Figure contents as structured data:

━━━━━━━━━━

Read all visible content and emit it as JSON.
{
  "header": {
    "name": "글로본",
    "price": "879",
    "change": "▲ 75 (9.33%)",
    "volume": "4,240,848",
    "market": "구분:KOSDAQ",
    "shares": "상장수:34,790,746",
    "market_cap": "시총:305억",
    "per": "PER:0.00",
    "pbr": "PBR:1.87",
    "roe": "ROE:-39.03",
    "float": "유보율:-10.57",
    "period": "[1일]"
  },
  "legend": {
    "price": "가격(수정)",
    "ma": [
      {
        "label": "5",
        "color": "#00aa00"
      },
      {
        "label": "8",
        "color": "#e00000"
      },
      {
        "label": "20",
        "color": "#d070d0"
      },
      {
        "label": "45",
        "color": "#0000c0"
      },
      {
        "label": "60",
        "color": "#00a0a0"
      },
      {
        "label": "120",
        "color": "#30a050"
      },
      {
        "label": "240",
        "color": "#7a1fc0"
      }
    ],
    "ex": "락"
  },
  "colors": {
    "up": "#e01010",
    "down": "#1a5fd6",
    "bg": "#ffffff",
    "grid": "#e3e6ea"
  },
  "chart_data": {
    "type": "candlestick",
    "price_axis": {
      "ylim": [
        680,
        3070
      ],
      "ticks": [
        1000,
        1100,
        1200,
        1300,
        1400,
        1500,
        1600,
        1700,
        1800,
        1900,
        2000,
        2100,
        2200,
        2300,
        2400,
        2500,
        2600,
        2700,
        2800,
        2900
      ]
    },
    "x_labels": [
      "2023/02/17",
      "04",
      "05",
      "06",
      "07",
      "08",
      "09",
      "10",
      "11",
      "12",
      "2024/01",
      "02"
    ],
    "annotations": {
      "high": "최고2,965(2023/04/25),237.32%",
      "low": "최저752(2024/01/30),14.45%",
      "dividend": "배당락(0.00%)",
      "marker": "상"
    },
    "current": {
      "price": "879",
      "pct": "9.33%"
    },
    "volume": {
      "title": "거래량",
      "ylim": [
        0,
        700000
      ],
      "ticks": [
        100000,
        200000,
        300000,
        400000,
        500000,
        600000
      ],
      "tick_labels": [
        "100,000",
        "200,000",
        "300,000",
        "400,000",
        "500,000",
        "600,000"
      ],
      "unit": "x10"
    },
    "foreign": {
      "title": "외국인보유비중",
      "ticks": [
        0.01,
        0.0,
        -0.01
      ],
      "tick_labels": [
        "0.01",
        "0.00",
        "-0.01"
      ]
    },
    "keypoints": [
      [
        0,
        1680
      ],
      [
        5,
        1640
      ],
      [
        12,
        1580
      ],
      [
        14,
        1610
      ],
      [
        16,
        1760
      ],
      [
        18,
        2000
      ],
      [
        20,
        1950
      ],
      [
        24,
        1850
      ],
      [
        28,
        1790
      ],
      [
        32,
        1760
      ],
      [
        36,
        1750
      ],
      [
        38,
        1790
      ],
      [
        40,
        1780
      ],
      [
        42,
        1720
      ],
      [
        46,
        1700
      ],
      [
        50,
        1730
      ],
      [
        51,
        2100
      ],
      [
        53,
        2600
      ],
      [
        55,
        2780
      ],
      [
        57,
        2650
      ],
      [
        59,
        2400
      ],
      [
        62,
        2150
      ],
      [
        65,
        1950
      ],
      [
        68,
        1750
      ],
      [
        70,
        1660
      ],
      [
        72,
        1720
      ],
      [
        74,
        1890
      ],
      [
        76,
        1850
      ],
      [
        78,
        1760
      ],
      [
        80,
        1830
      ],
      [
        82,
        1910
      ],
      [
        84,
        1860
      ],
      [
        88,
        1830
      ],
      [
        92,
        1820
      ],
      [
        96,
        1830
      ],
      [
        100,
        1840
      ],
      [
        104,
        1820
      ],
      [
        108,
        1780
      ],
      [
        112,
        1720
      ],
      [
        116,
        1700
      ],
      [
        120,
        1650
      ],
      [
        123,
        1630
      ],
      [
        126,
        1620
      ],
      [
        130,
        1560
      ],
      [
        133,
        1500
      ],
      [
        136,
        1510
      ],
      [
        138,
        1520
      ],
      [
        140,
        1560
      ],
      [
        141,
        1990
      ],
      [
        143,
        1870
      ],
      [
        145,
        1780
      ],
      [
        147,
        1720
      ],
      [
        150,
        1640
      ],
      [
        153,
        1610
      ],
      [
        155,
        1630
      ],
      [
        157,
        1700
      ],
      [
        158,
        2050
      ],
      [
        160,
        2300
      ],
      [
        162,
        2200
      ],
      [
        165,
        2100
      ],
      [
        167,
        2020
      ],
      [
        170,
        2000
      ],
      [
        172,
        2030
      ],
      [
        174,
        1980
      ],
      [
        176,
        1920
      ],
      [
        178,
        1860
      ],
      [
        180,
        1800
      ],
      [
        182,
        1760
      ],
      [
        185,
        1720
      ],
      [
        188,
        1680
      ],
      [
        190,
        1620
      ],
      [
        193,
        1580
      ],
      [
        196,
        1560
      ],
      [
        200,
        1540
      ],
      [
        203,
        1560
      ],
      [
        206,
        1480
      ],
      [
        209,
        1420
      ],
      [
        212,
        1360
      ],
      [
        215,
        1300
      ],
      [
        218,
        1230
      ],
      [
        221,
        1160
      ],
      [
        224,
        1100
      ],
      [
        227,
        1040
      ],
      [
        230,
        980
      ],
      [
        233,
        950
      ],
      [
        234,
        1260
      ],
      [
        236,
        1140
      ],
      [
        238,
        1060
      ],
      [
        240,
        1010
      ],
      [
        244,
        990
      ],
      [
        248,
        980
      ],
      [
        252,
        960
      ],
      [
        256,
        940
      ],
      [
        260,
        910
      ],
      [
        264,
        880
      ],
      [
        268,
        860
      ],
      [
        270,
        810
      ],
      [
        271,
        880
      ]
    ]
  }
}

━━━━━━━━━━

Repeat the listing exactly, from its first line to its last.

● Task output
Read all visible content and emit it as JSON.
{
  "header": {
    "name": "글로본",
    "price": "879",
    "change": "▲ 75 (9.33%)",
    "volume": "4,240,848",
    "market": "구분:KOSDAQ",
    "shares": "상장수:34,790,746",
    "market_cap": "시총:305억",
    "per": "PER:0.00",
    "pbr": "PBR:1.87",
    "roe": "ROE:-39.03",
    "float": "유보율:-10.57",
    "period": "[1일]"
  },
  "legend": {
    "price": "가격(수정)",
    "ma": [
      {
        "label": "5",
        "color": "#00aa00"
      },
      {
        "label": "8",
        "color": "#e00000"
      },
      {
        "label": "20",
        "color": "#d070d0"
      },
      {
        "label": "45",
        "color": "#0000c0"
      },
      {
        "label": "60",
        "color": "#00a0a0"
      },
      {
        "label": "120",
        "color": "#30a050"
      },
      {
        "label": "240",
        "color": "#7a1fc0"
      }
    ],
    "ex": "락"
  },
  "colors": {
    "up": "#e01010",
    "down": "#1a5fd6",
    "bg": "#ffffff",
    "grid": "#e3e6ea"
  },
  "chart_data": {
    "type": "candlestick",
    "price_axis": {
      "ylim": [
        680,
        3070
      ],
      "ticks": [
        1000,
        1100,
        1200,
        1300,
        1400,
        1500,
        1600,
        1700,
        1800,
        1900,
        2000,
        2100,
        2200,
        2300,
        2400,
        2500,
        2600,
        2700,
        2800,
        2900
      ]
    },
    "x_labels": [
      "2023/02/17",
      "04",
      "05",
      "06",
      "07",
      "08",
      "09",
      "10",
      "11",
      "12",
      "2024/01",
      "02"
    ],
    "annotations": {
      "high": "최고2,965(2023/04/25),237.32%",
      "low": "최저752(2024/01/30),14.45%",
      "dividend": "배당락(0.00%)",
      "marker": "상"
    },
    "current": {
      "price": "879",
      "pct": "9.33%"
    },
    "volume": {
      "title": "거래량",
      "ylim": [
        0,
        700000
      ],
      "ticks": [
        100000,
        200000,
        300000,
        400000,
        500000,
        600000
      ],
      "tick_labels": [
        "100,000",
        "200,000",
        "300,000",
        "400,000",
        "500,000",
        "600,000"
      ],
      "unit": "x10"
    },
    "foreign": {
      "title": "외국인보유비중",
      "ticks": [
        0.01,
        0.0,
        -0.01
      ],
      "tick_labels": [
        "0.01",
        "0.00",
        "-0.01"
      ]
    },
    "keypoints": [
      [
        0,
        1680
      ],
      [
        5,
        1640
      ],
      [
        12,
        1580
      ],
      [
        14,
        1610
      ],
      [
        16,
        1760
      ],
      [
        18,
        2000
      ],
      [
        20,
        1950
      ],
      [
        24,
        1850
      ],
      [
        28,
        1790
      ],
      [
        32,
        1760
      ],
      [
        36,
        1750
      ],
      [
        38,
        1790
      ],
      [
        40,
        1780
      ],
      [
        42,
        1720
      ],
      [
        46,
        1700
      ],
      [
        50,
        1730
      ],
      [
        51,
        2100
      ],
      [
        53,
        2600
      ],
      [
        55,
        2780
      ],
      [
        57,
        2650
      ],
      [
        59,
        2400
      ],
      [
        62,
        2150
      ],
      [
        65,
        1950
      ],
      [
        68,
        1750
      ],
      [
        70,
        1660
      ],
      [
        72,
        1720
      ],
      [
        74,
        1890
      ],
      [
        76,
        1850
      ],
      [
        78,
        1760
      ],
      [
        80,
        1830
      ],
      [
        82,
        1910
      ],
      [
        84,
        1860
      ],
      [
        88,
        1830
      ],
      [
        92,
        1820
      ],
      [
        96,
        1830
      ],
      [
        100,
        1840
      ],
      [
        104,
        1820
      ],
      [
        108,
        1780
      ],
      [
        112,
        1720
      ],
      [
        116,
        1700
      ],
      [
        120,
        1650
      ],
      [
        123,
        1630
      ],
      [
        126,
        1620
      ],
      [
        130,
        1560
      ],
      [
        133,
        1500
      ],
      [
        136,
        1510
      ],
      [
        138,
        1520
      ],
      [
        140,
        1560
      ],
      [
        141,
        1990
      ],
      [
        143,
        1870
      ],
      [
        145,
        1780
      ],
      [
        147,
        1720
      ],
      [
        150,
        1640
      ],
      [
        153,
        1610
      ],
      [
        155,
        1630
      ],
      [
        157,
        1700
      ],
      [
        158,
        2050
      ],
      [
        160,
        2300
      ],
      [
        162,
        2200
      ],
      [
        165,
        2100
      ],
      [
        167,
        2020
      ],
      [
        170,
        2000
      ],
      [
        172,
        2030
      ],
      [
        174,
        1980
      ],
      [
        176,
        1920
      ],
      [
        178,
        1860
      ],
      [
        180,
        1800
      ],
      [
        182,
        1760
      ],
      [
        185,
        1720
      ],
      [
        188,
        1680
      ],
      [
        190,
        1620
      ],
      [
        193,
        1580
      ],
      [
        196,
        1560
      ],
      [
        200,
        1540
      ],
      [
        203,
        1560
      ],
      [
        206,
        1480
      ],
      [
        209,
        1420
      ],
      [
        212,
        1360
      ],
      [
        215,
        1300
      ],
      [
        218,
        1230
      ],
      [
        221,
        1160
      ],
      [
        224,
        1100
      ],
      [
        227,
        1040
      ],
      [
        230,
        980
      ],
      [
        233,
        950
      ],
      [
        234,
        1260
      ],
      [
        236,
        1140
      ],
      [
        238,
        1060
      ],
      [
        240,
        1010
      ],
      [
        244,
        990
      ],
      [
        248,
        980
      ],
      [
        252,
        960
      ],
      [
        256,
        940
      ],
      [
        260,
        910
      ],
      [
        264,
        880
      ],
      [
        268,
        860
      ],
      [
        270,
        810
      ],
      [
        271,
        880
      ]
    ]
  }
}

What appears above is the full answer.